Input rows:

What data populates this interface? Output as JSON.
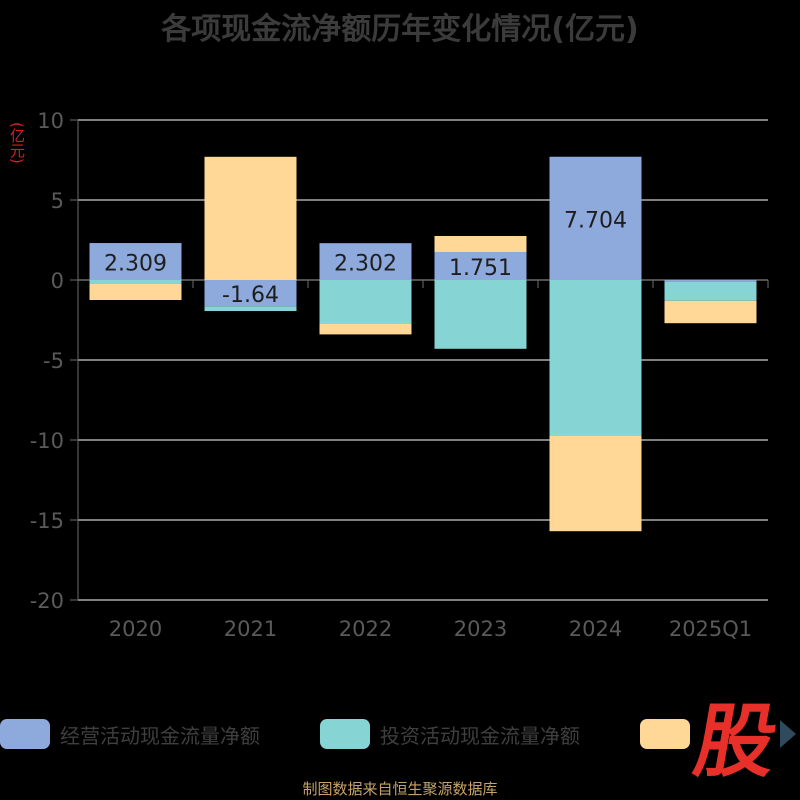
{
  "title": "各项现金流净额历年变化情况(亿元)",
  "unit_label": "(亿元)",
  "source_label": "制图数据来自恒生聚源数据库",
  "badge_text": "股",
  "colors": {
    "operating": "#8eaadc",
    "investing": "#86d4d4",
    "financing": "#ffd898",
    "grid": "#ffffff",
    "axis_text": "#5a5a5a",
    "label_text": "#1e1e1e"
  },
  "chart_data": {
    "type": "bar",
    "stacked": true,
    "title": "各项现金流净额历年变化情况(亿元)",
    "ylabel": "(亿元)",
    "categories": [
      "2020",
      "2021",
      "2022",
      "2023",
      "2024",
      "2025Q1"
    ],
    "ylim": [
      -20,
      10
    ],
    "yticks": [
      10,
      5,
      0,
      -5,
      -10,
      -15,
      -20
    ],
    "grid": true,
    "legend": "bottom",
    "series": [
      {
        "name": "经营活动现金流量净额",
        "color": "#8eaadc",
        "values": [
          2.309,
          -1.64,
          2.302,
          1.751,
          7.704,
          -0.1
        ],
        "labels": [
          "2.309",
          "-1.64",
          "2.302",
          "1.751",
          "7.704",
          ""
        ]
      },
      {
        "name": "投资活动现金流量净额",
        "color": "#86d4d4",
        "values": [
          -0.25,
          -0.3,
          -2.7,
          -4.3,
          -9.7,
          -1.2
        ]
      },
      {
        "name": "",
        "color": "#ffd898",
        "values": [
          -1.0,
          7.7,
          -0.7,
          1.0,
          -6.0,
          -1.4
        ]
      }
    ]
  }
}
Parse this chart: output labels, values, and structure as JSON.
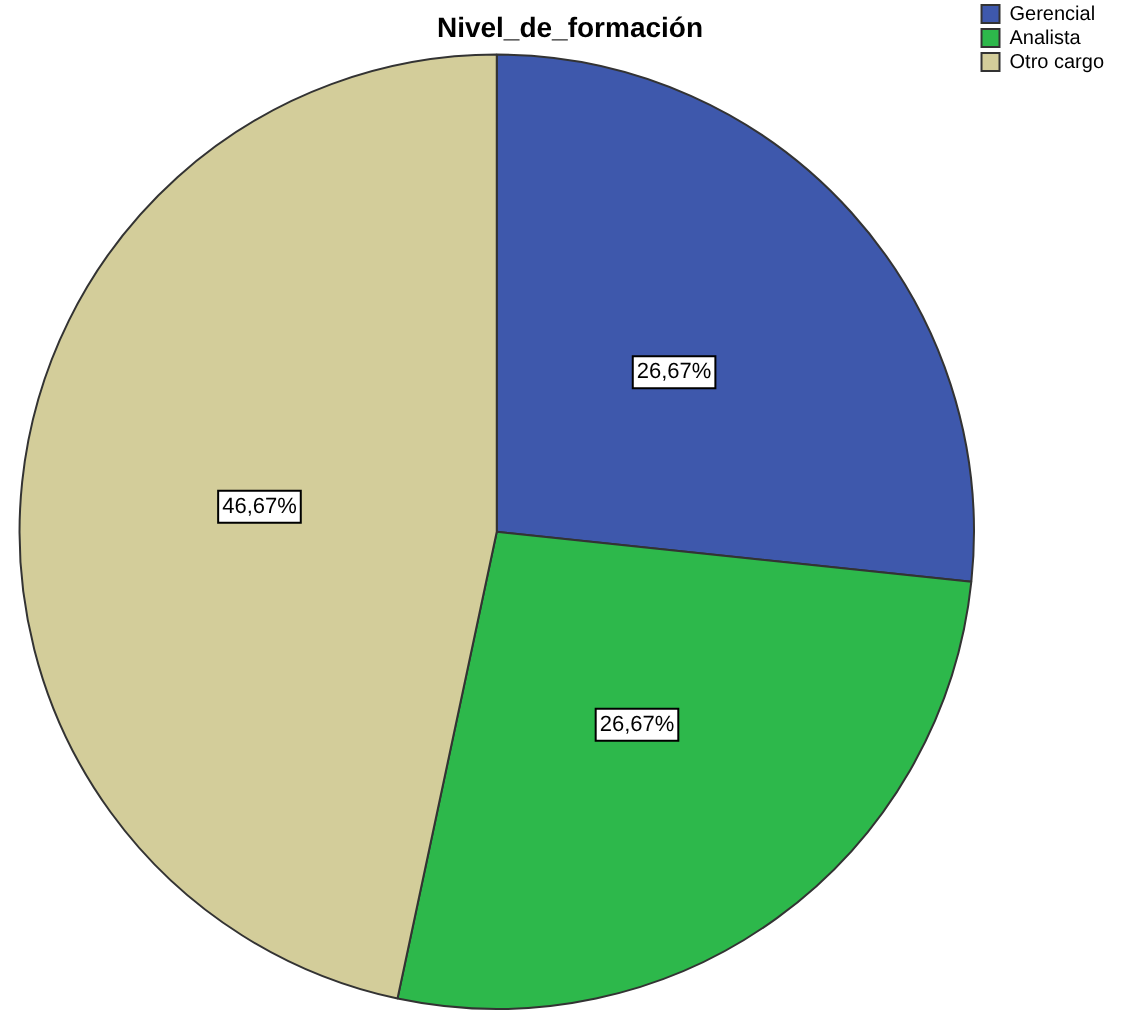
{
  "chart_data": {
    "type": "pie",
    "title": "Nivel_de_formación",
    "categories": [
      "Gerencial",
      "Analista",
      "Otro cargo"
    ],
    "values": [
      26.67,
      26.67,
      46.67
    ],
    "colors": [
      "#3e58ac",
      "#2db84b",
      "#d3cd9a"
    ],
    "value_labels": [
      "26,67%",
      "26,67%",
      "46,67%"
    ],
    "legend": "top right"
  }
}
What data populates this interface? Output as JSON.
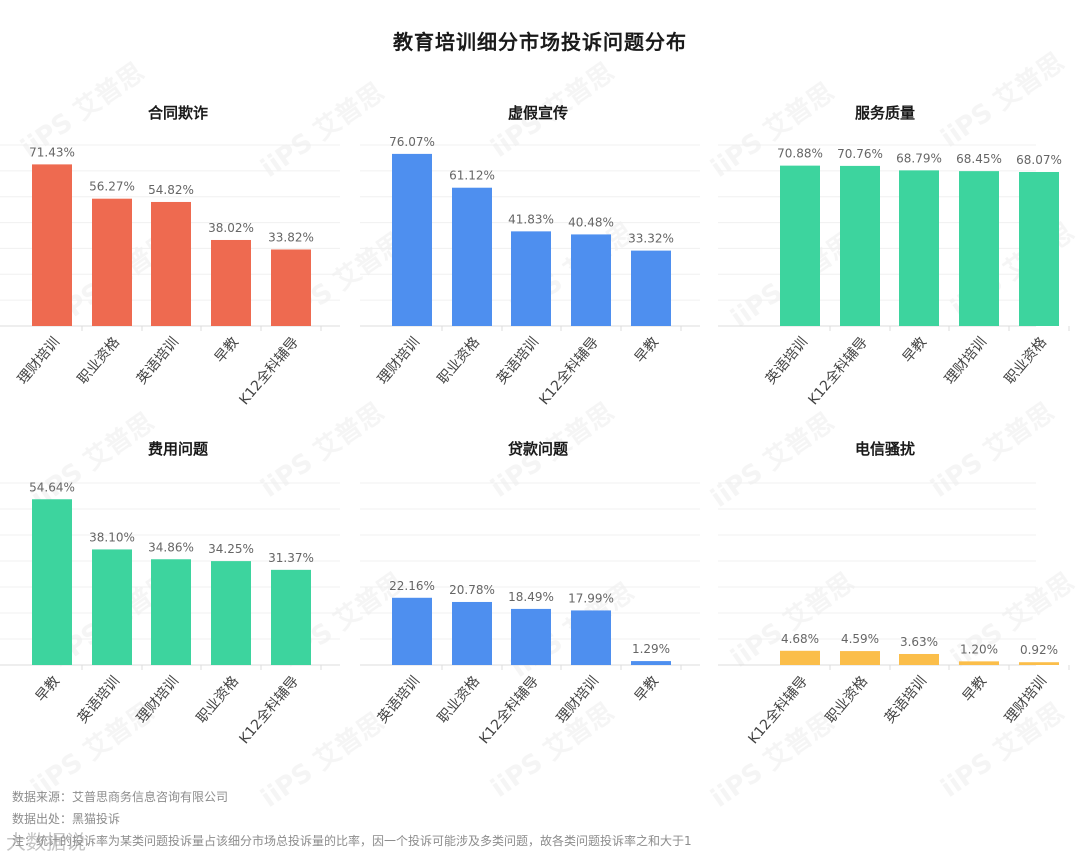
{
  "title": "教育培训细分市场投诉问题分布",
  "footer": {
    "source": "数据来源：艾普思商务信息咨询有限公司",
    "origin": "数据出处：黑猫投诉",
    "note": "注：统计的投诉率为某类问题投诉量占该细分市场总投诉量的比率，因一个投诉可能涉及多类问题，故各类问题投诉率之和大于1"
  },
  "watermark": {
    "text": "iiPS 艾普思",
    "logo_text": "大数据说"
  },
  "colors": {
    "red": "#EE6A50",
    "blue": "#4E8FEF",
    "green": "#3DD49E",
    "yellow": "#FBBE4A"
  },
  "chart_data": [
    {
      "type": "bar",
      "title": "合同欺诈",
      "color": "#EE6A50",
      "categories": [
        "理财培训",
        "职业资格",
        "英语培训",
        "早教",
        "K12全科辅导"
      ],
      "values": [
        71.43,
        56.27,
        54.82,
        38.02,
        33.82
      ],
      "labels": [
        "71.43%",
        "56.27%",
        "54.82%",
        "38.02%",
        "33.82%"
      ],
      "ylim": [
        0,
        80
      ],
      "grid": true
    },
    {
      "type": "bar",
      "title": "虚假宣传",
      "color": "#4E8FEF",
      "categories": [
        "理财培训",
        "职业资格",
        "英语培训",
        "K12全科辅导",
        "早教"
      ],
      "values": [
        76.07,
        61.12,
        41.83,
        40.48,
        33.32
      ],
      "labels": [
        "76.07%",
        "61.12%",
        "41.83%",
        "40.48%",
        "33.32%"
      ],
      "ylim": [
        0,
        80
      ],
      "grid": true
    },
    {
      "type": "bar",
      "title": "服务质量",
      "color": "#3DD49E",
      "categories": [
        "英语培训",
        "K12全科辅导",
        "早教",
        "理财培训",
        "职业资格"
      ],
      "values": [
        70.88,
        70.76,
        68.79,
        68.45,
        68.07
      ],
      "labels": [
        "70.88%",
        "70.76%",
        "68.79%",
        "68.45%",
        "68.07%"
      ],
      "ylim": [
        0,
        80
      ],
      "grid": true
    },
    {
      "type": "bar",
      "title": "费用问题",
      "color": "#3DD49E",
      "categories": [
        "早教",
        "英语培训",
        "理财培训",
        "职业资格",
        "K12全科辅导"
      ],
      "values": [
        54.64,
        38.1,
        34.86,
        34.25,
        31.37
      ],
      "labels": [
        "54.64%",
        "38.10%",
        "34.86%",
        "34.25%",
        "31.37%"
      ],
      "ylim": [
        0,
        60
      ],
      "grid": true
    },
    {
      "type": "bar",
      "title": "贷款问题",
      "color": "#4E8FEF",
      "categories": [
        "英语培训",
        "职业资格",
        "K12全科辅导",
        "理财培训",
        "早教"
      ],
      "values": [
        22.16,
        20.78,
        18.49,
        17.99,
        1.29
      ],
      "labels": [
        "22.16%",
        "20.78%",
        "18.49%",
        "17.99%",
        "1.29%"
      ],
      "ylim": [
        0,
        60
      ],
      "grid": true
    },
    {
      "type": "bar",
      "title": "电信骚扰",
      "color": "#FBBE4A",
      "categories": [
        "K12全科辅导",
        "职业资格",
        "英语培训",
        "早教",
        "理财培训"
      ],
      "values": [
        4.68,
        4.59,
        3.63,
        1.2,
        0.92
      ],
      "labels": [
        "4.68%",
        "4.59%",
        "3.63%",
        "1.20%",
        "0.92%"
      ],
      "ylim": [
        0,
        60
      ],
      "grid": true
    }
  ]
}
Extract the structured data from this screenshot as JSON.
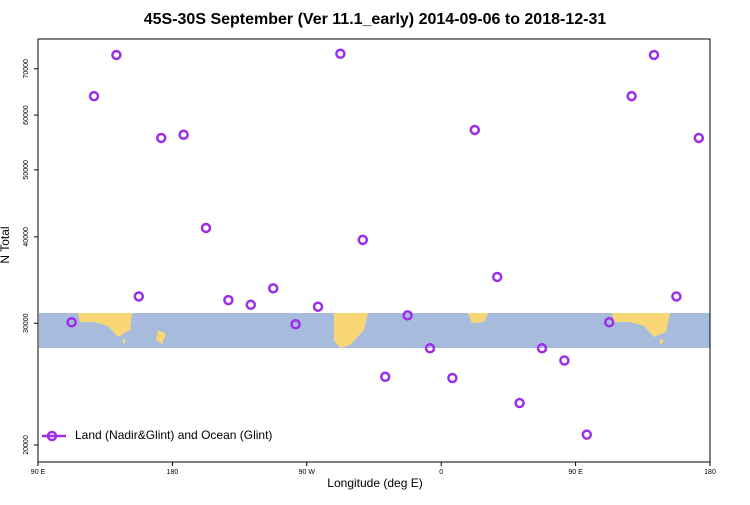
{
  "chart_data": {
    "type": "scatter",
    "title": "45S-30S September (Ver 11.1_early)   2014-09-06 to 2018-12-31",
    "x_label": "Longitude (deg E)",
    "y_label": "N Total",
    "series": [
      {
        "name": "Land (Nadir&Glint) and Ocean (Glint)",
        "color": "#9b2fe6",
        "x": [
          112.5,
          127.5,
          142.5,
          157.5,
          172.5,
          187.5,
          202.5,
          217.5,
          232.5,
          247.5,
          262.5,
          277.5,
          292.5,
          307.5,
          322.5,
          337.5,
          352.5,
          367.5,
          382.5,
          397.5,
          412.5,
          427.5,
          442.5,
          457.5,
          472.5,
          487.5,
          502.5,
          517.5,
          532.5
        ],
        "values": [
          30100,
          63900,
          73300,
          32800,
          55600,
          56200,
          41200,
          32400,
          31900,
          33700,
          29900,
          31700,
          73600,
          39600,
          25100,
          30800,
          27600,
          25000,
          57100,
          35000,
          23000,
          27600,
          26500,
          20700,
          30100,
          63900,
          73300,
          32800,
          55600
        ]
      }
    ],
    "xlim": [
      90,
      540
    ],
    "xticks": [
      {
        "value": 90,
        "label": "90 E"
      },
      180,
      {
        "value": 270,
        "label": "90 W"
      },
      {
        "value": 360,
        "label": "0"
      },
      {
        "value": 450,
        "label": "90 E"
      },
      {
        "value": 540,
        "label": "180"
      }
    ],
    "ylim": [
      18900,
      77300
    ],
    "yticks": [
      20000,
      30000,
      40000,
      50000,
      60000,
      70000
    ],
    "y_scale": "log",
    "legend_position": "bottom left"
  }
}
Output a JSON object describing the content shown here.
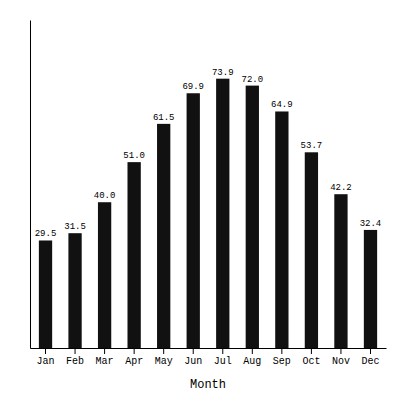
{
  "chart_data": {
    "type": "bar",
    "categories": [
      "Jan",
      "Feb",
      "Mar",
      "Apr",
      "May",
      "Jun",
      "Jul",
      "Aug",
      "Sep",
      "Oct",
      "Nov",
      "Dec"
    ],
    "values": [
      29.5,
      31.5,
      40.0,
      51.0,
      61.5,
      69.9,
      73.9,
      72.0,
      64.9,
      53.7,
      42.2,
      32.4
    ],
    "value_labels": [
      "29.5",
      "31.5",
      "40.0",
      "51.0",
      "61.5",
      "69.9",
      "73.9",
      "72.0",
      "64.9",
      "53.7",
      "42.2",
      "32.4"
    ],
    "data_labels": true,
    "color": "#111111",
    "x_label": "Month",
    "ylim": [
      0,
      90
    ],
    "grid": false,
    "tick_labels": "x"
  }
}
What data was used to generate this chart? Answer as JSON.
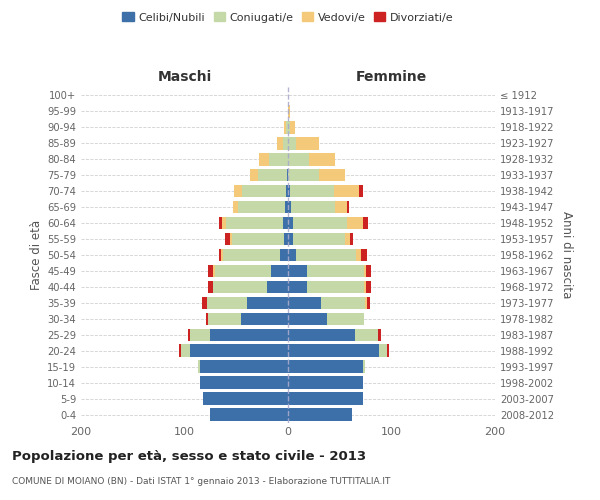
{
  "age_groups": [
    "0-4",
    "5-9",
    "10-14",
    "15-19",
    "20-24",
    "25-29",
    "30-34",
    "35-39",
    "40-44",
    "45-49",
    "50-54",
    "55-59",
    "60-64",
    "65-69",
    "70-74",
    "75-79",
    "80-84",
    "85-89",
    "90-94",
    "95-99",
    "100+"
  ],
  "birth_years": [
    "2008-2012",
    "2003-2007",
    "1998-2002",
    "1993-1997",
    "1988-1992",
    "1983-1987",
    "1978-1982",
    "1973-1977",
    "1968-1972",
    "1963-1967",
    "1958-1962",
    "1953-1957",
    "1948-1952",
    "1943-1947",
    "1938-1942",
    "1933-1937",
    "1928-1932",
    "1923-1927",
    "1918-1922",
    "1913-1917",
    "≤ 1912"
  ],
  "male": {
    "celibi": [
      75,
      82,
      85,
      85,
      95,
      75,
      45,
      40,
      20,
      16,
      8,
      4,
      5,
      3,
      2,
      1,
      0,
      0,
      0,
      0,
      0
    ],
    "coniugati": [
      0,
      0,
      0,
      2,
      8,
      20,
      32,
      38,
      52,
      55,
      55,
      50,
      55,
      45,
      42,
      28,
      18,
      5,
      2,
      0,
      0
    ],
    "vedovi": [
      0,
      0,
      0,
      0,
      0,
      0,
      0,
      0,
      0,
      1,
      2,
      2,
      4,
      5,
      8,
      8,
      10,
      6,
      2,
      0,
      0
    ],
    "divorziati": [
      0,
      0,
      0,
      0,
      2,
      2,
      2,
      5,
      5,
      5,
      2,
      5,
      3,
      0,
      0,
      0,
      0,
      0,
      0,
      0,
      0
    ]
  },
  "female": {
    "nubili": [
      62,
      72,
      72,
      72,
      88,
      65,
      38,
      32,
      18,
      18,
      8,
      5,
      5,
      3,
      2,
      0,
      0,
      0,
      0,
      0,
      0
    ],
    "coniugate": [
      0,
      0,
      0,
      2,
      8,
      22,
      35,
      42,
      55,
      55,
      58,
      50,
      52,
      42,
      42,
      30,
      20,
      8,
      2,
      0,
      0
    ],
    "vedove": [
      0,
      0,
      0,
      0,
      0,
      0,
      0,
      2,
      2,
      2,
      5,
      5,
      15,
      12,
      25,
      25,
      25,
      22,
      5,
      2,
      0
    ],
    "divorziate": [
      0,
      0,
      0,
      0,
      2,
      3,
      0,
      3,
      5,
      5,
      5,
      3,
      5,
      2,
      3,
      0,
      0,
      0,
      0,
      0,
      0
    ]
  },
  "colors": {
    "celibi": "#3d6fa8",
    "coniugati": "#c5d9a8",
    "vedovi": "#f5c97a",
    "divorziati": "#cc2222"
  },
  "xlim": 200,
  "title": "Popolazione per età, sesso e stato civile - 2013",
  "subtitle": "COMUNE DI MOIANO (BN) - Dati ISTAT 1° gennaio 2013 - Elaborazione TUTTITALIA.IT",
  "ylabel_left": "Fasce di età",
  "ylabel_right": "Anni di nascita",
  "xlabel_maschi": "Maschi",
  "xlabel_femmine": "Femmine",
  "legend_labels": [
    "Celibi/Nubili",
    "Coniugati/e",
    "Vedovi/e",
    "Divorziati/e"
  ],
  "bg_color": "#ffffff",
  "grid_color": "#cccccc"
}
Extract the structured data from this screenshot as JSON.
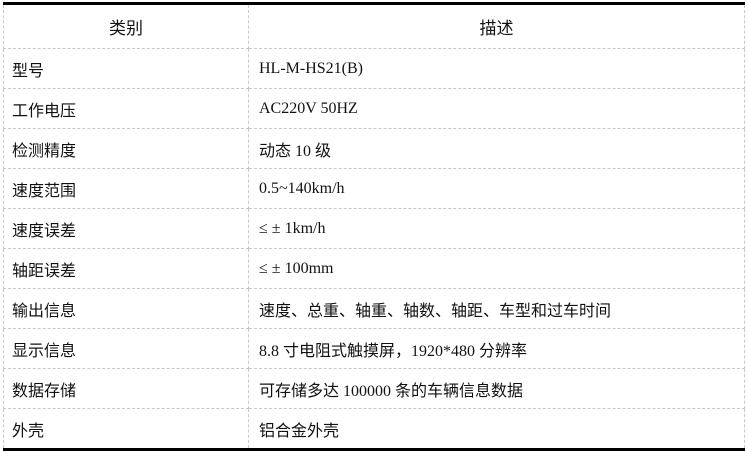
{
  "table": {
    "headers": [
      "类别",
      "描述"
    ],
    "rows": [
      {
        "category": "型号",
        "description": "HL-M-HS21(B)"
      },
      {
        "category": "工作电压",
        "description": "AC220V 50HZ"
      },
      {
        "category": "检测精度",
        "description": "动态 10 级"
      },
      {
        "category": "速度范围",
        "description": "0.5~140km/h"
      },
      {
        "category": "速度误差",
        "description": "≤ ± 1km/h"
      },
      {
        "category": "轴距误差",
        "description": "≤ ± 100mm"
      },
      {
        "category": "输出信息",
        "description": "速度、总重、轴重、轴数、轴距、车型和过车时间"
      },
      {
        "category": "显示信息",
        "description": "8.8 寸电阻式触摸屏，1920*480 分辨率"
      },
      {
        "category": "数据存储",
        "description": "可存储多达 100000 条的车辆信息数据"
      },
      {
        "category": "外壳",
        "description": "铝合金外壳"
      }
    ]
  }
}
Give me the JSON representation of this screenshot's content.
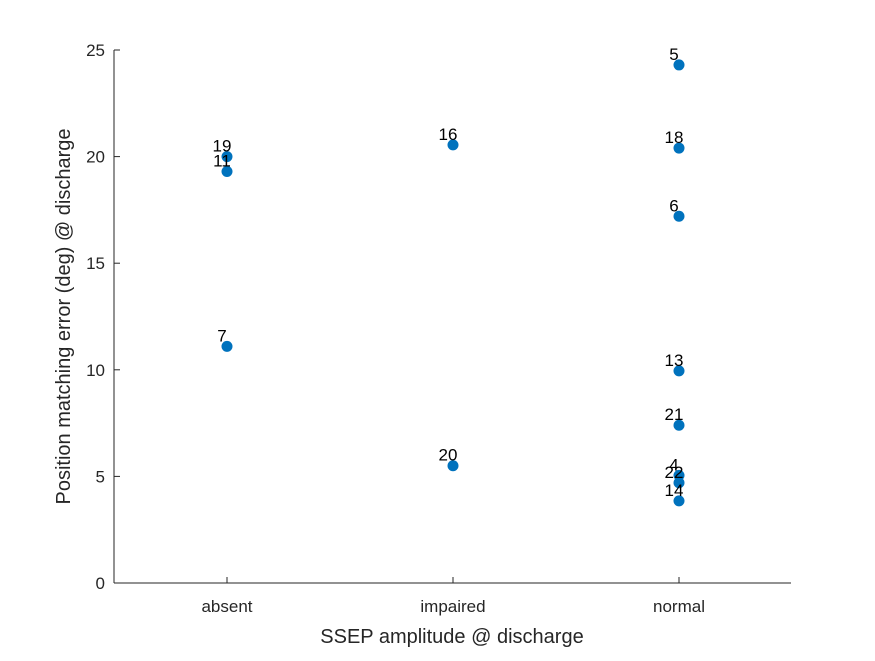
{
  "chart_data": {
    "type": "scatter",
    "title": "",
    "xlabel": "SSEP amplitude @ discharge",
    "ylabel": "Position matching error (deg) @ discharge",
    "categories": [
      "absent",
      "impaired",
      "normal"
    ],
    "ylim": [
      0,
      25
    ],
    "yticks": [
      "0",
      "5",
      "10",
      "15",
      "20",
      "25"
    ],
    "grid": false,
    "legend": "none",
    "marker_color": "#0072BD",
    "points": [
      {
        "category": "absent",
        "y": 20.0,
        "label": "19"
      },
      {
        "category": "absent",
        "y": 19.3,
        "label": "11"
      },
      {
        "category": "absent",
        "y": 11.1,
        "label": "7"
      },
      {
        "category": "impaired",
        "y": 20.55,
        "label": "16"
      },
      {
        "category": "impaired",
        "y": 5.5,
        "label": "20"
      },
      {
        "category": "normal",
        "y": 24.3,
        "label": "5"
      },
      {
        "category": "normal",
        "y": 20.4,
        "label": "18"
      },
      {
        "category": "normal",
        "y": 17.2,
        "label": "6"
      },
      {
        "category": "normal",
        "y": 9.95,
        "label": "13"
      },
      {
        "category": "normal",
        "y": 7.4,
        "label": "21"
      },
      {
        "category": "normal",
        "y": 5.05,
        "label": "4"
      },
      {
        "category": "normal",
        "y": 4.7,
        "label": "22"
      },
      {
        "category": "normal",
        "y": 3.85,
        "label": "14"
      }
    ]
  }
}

Requirements:
Pull out all lines in the data above that include "description".

Result of the task:
        "description": "HL-M-HS21(B)"
        "description": "AC220V 50HZ"
        "description": "动态 10 级"
        "description": "0.5~140km/h"
        "description": "≤ ± 1km/h"
        "description": "≤ ± 100mm"
        "description": "速度、总重、轴重、轴数、轴距、车型和过车时间"
        "description": "8.8 寸电阻式触摸屏，1920*480 分辨率"
        "description": "可存储多达 100000 条的车辆信息数据"
        "description": "铝合金外壳"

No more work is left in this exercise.